**THE INPUT**
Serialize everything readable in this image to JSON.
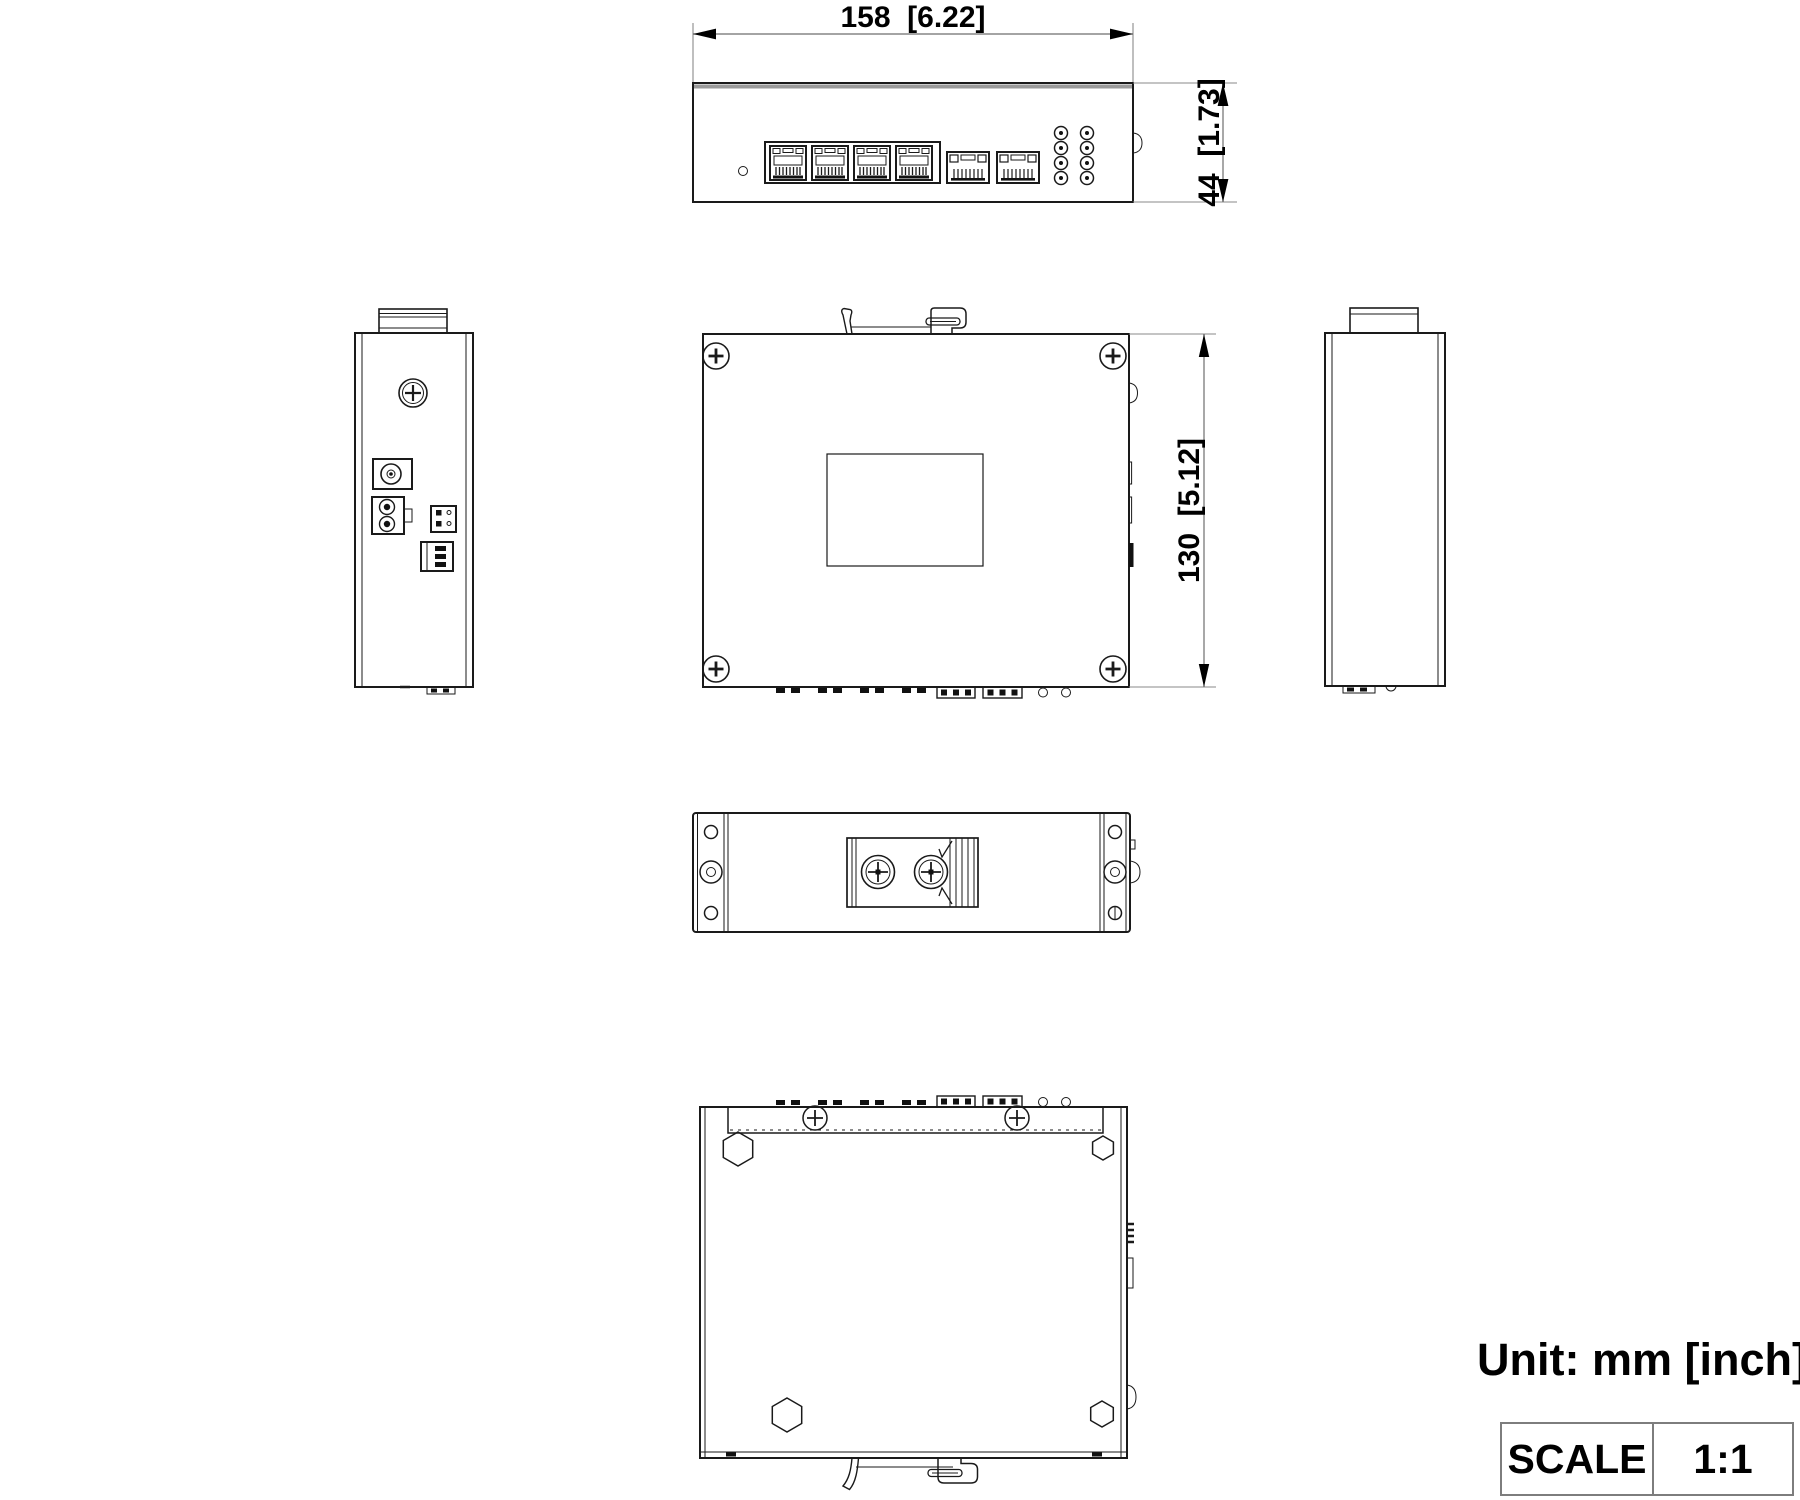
{
  "drawing": {
    "dimensions": {
      "width": "158  [6.22]",
      "height": "44  [1.73]",
      "depth": "130  [5.12]"
    },
    "unit_note": "Unit: mm [inch]",
    "scale": {
      "label": "SCALE",
      "value": "1:1"
    },
    "colors": {
      "line": "#1a1a1a",
      "extension_gray": "#8a8a8a",
      "table_border": "#7d7d7d",
      "background": "#ffffff"
    }
  }
}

**EXERCISE DIRECTIONS**
Transcribe the material exactly, and leave out whatever pictures it holds.

**SOLUTION FOR THIS PROBLEM**
Serialize everything readable in this image to JSON.
{
  "drawing": {
    "dimensions": {
      "width": "158  [6.22]",
      "height": "44  [1.73]",
      "depth": "130  [5.12]"
    },
    "unit_note": "Unit: mm [inch]",
    "scale": {
      "label": "SCALE",
      "value": "1:1"
    },
    "colors": {
      "line": "#1a1a1a",
      "extension_gray": "#8a8a8a",
      "table_border": "#7d7d7d",
      "background": "#ffffff"
    }
  }
}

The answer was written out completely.